TASK TO COMPLETE
Copy every line of the entries that includes the word "fato".

* start DATA SECTION *

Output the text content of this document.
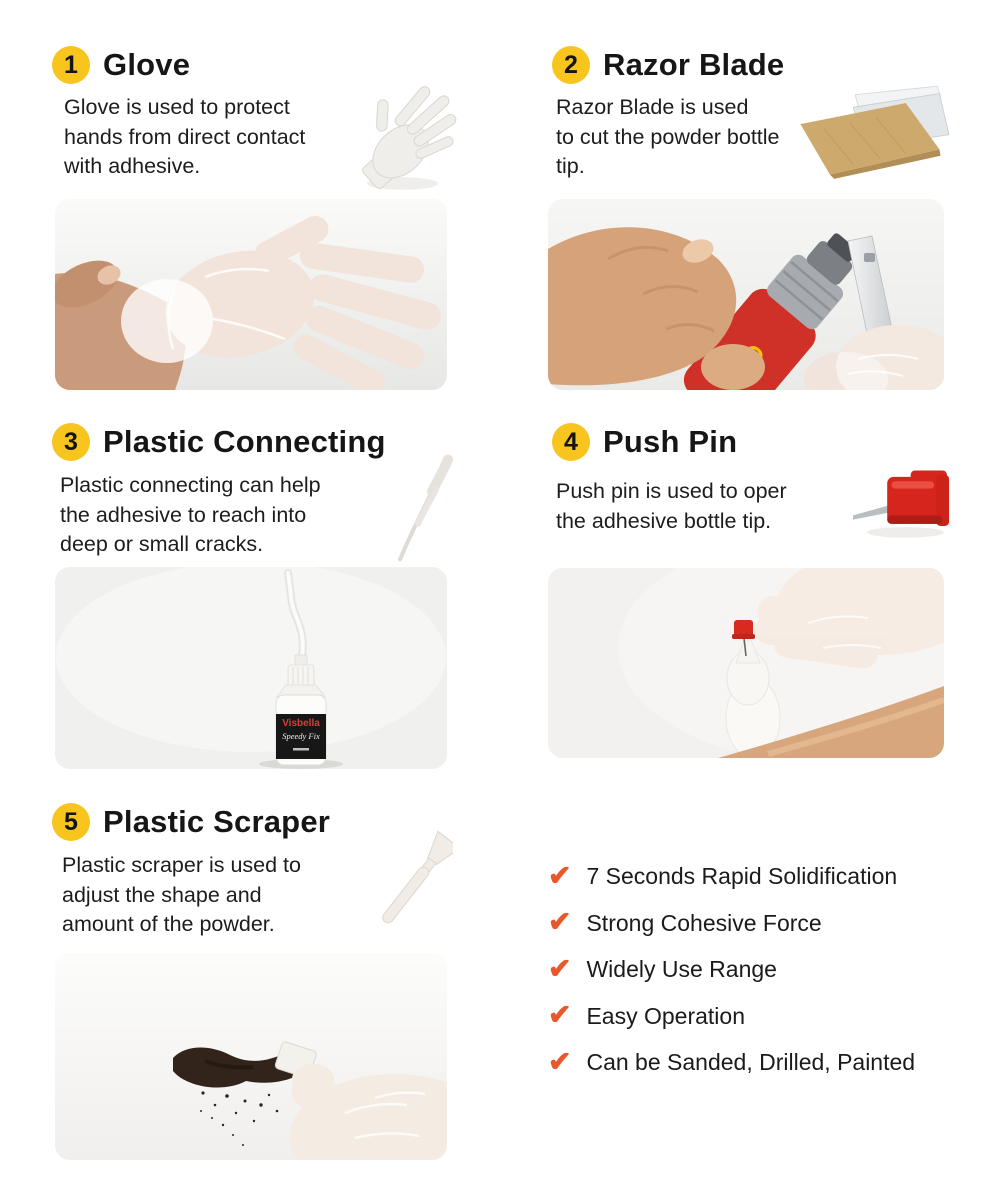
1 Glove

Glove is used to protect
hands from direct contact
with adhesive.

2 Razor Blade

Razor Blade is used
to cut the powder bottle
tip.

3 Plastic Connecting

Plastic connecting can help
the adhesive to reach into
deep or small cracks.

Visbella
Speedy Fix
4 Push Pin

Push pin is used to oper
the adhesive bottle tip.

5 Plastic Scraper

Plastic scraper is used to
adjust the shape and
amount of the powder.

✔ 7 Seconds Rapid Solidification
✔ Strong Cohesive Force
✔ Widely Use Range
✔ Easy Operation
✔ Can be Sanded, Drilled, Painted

* end DATA SECTION *
* start DATA SECTION *

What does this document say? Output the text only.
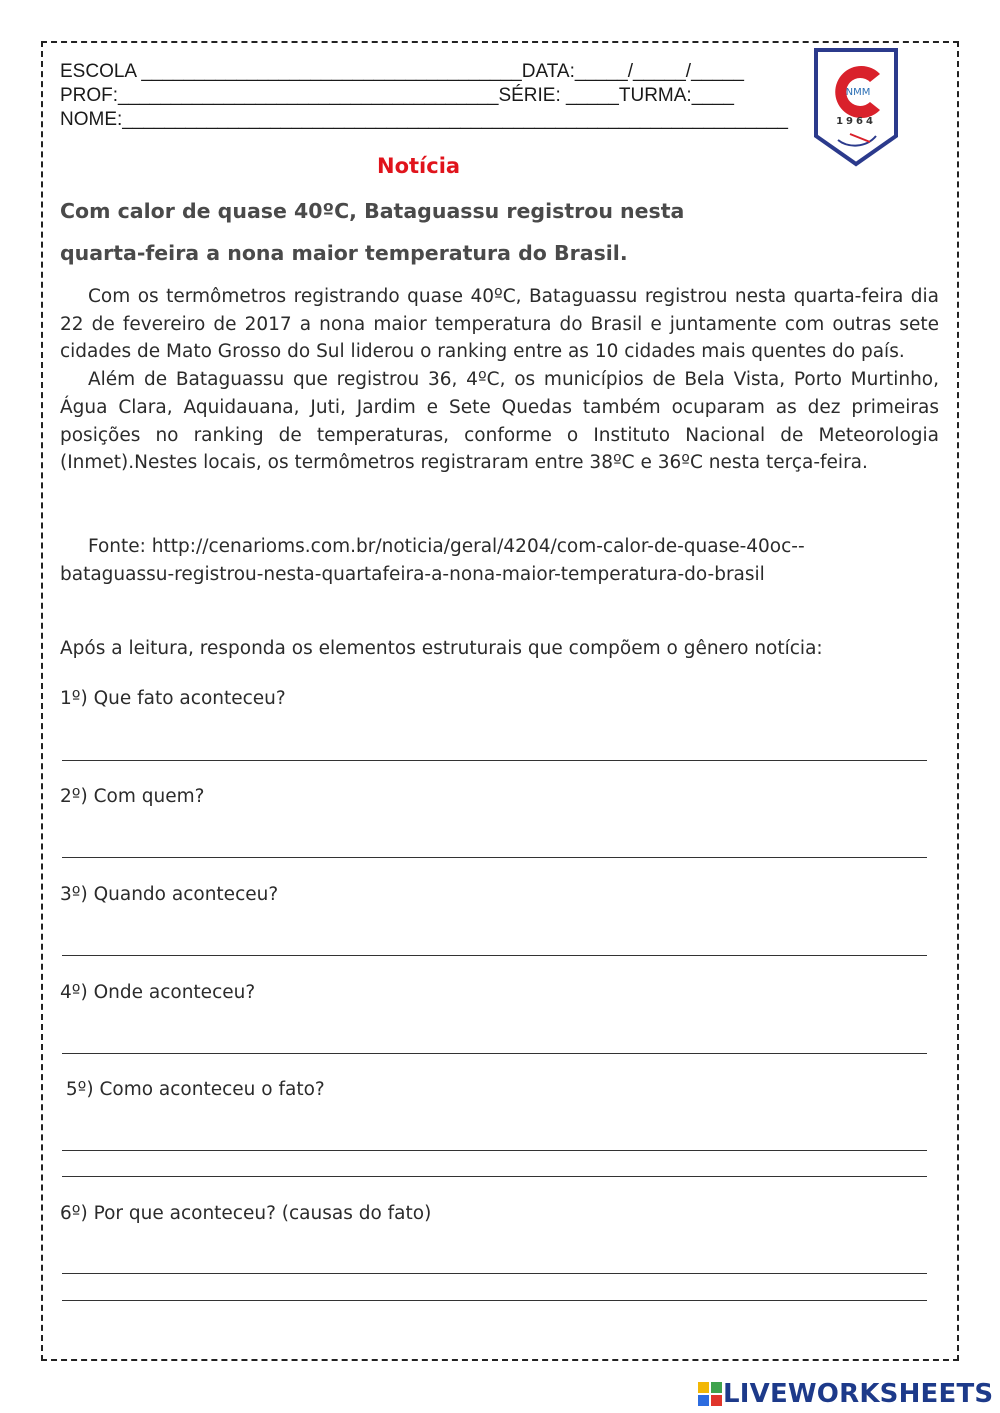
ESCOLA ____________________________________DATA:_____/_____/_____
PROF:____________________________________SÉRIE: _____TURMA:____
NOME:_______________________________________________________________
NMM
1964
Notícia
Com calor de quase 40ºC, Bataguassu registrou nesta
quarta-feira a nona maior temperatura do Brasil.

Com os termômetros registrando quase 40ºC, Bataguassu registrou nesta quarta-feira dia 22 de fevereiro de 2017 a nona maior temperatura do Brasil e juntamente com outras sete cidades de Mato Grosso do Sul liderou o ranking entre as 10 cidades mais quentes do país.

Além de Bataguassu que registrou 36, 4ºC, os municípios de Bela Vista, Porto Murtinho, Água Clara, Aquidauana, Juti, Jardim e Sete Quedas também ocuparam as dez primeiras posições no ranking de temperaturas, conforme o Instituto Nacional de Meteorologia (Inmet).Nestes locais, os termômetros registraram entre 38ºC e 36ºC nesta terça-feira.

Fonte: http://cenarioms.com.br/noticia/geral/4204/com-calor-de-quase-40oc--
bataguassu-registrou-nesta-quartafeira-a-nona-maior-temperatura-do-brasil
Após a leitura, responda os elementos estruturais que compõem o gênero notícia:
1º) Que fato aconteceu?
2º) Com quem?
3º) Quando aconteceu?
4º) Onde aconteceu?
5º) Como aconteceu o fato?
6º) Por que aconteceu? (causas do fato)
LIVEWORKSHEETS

* end DATA SECTION *

OUTPUT
1º) Que fato aconteceu?
5º) Como aconteceu o fato?
6º) Por que aconteceu? (causas do fato)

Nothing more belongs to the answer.